:: What the exercise asks ::
Select each line where the word "value" appears.

# START OF Data rows

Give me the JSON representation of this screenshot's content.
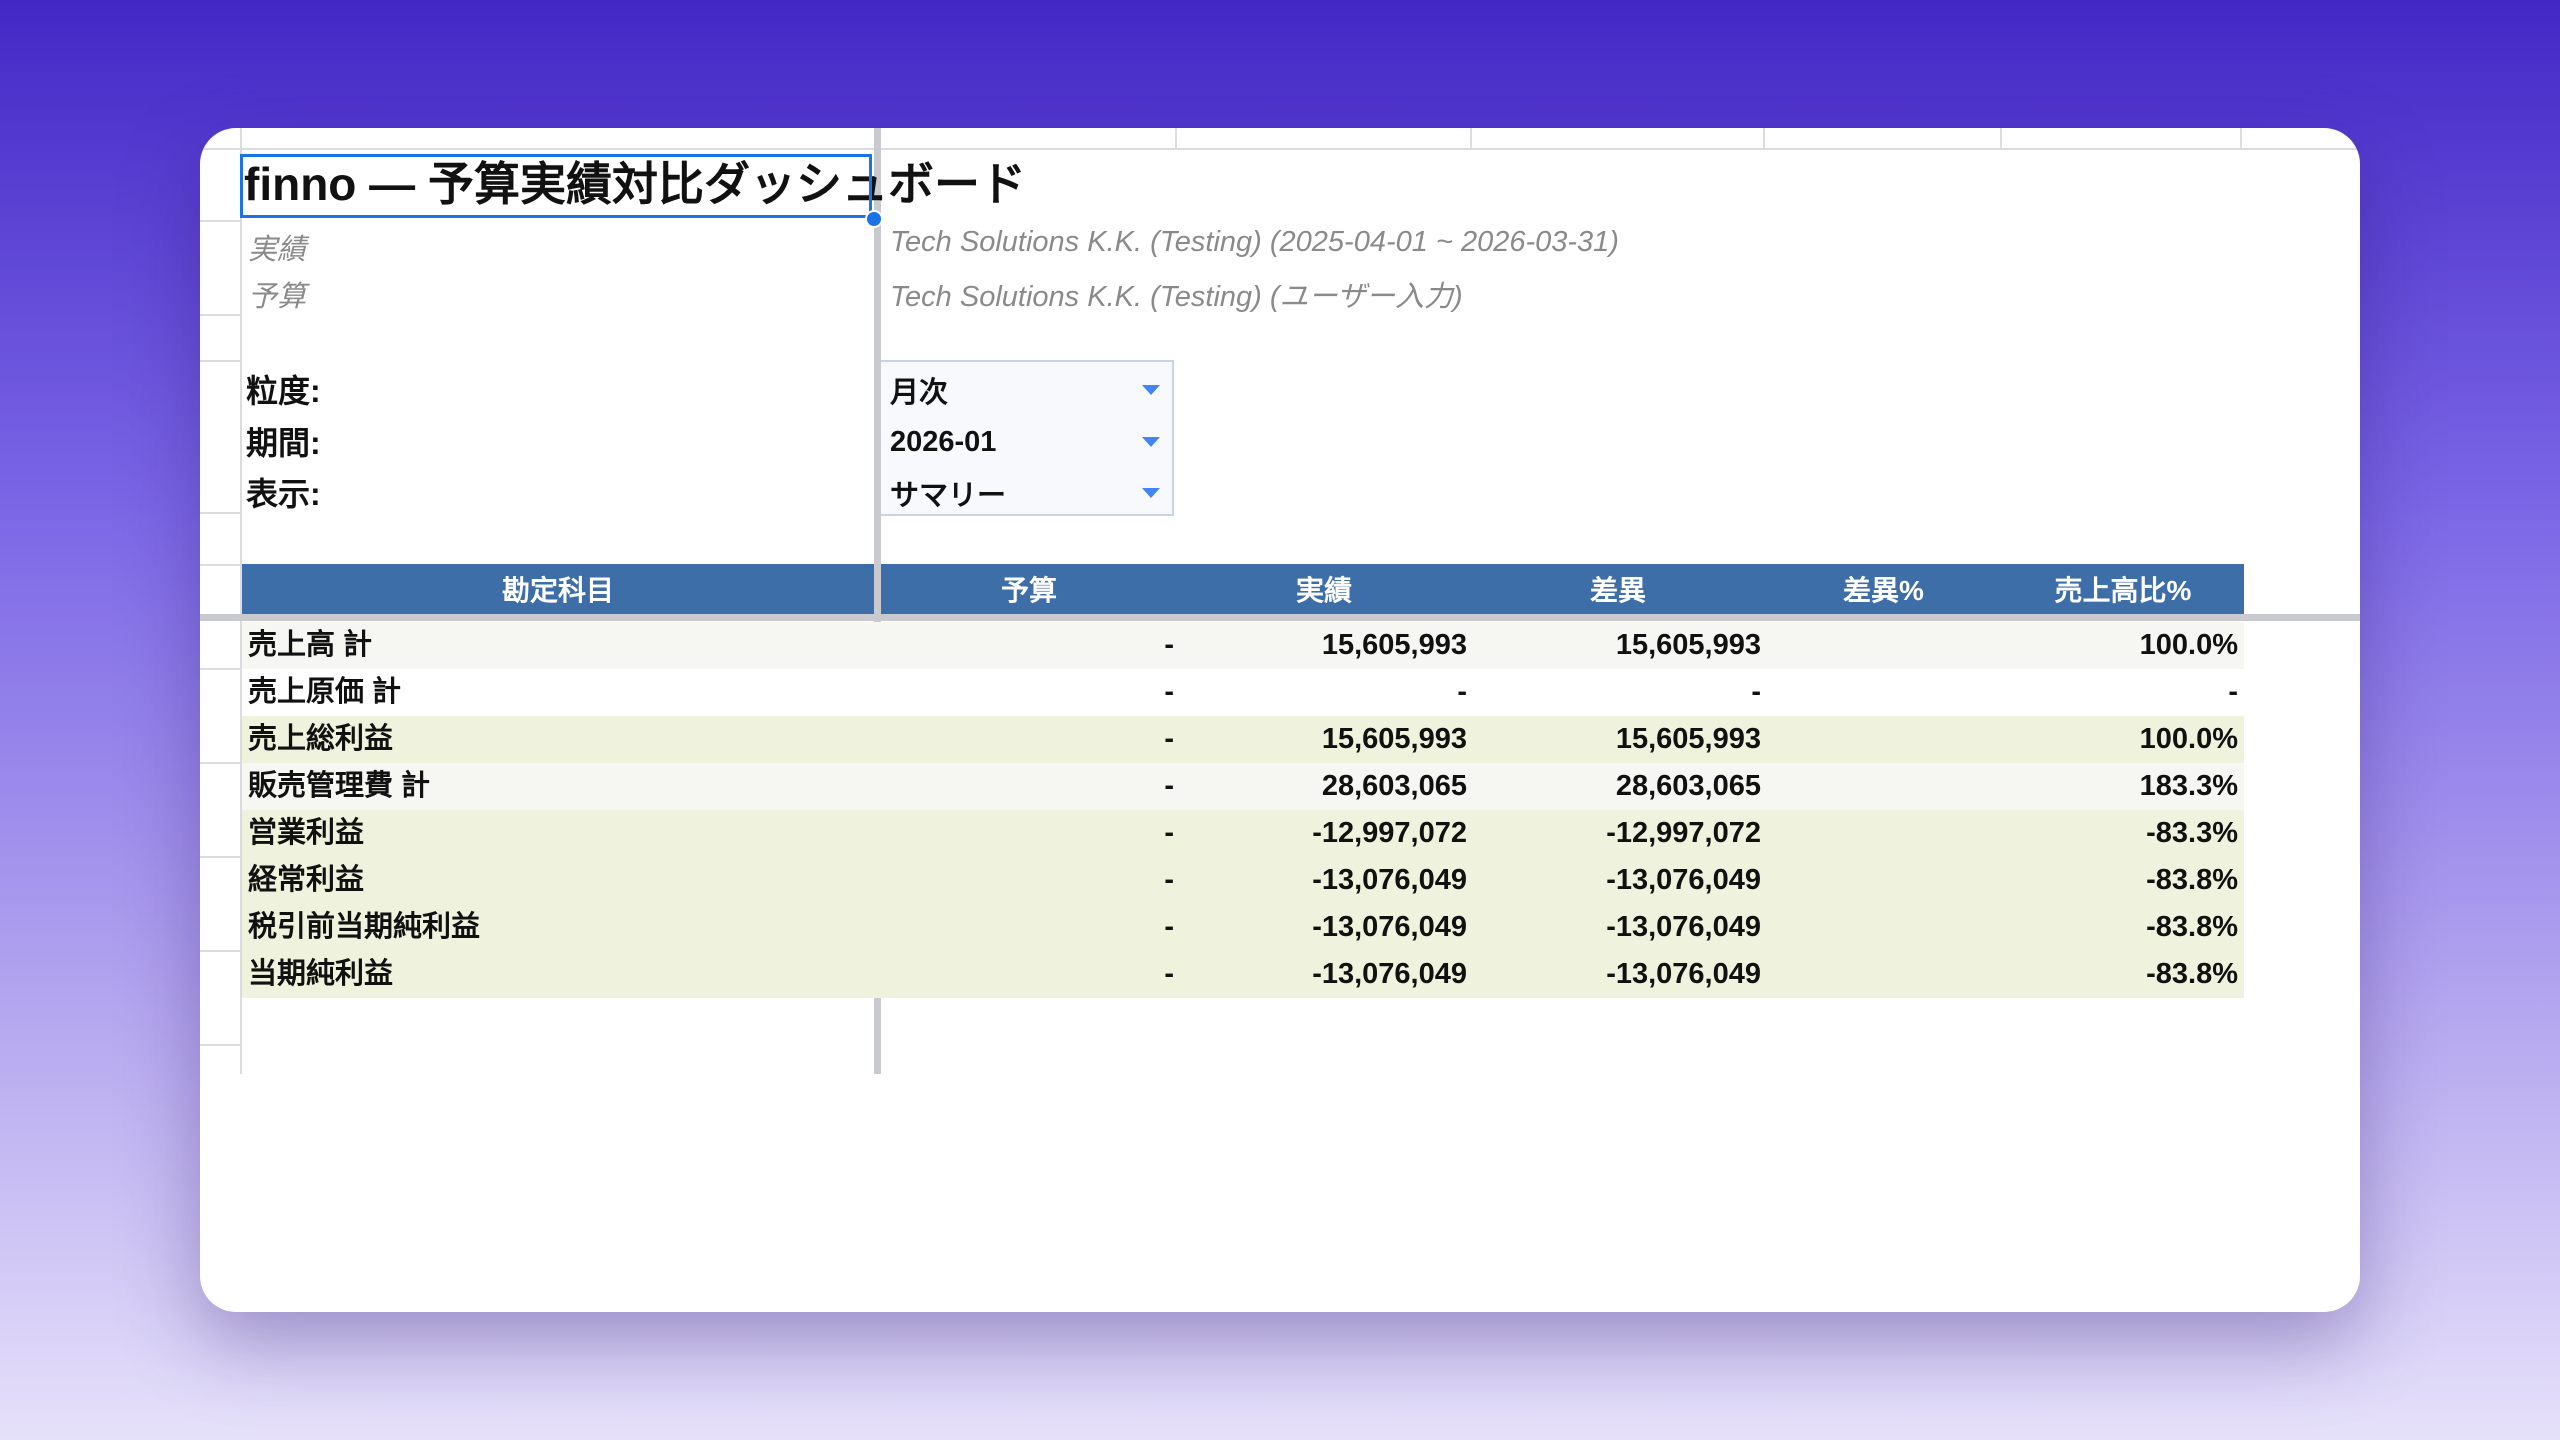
{
  "sheet": {
    "title": "finno — 予算実績対比ダッシュボード",
    "meta": [
      {
        "label": "実績",
        "value": "Tech Solutions K.K. (Testing) (2025-04-01 ~ 2026-03-31)"
      },
      {
        "label": "予算",
        "value": "Tech Solutions K.K. (Testing) (ユーザー入力)"
      }
    ],
    "controls": [
      {
        "label": "粒度:",
        "value": "月次"
      },
      {
        "label": "期間:",
        "value": "2026-01"
      },
      {
        "label": "表示:",
        "value": "サマリー"
      }
    ],
    "table": {
      "headers": [
        "勘定科目",
        "予算",
        "実績",
        "差異",
        "差異%",
        "売上高比%"
      ],
      "rows": [
        {
          "account": "売上高 計",
          "budget": "-",
          "actual": "15,605,993",
          "variance": "15,605,993",
          "variance_pct": "",
          "sales_ratio": "100.0%"
        },
        {
          "account": "売上原価 計",
          "budget": "-",
          "actual": "-",
          "variance": "-",
          "variance_pct": "",
          "sales_ratio": "-"
        },
        {
          "account": "売上総利益",
          "budget": "-",
          "actual": "15,605,993",
          "variance": "15,605,993",
          "variance_pct": "",
          "sales_ratio": "100.0%"
        },
        {
          "account": "販売管理費 計",
          "budget": "-",
          "actual": "28,603,065",
          "variance": "28,603,065",
          "variance_pct": "",
          "sales_ratio": "183.3%"
        },
        {
          "account": "営業利益",
          "budget": "-",
          "actual": "-12,997,072",
          "variance": "-12,997,072",
          "variance_pct": "",
          "sales_ratio": "-83.3%"
        },
        {
          "account": "経常利益",
          "budget": "-",
          "actual": "-13,076,049",
          "variance": "-13,076,049",
          "variance_pct": "",
          "sales_ratio": "-83.8%"
        },
        {
          "account": "税引前当期純利益",
          "budget": "-",
          "actual": "-13,076,049",
          "variance": "-13,076,049",
          "variance_pct": "",
          "sales_ratio": "-83.8%"
        },
        {
          "account": "当期純利益",
          "budget": "-",
          "actual": "-13,076,049",
          "variance": "-13,076,049",
          "variance_pct": "",
          "sales_ratio": "-83.8%"
        }
      ],
      "row_styles": [
        "gray",
        "white",
        "green",
        "gray",
        "green",
        "green",
        "green",
        "green"
      ]
    },
    "colors": {
      "header_bg": "#3d6ea8",
      "row_gray": "#f6f6f2",
      "row_green": "#eff2dd",
      "row_white": "#ffffff",
      "selection": "#1a73e8",
      "dropdown_arrow": "#4285f4"
    }
  }
}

# END OF Data rows

:: Reply ::
        "value": "Tech Solutions K.K. (Testing) (2025-04-01 ~ 2026-03-31)"
        "value": "Tech Solutions K.K. (Testing) (ユーザー入力)"
        "value": "月次"
        "value": "2026-01"
        "value": "サマリー"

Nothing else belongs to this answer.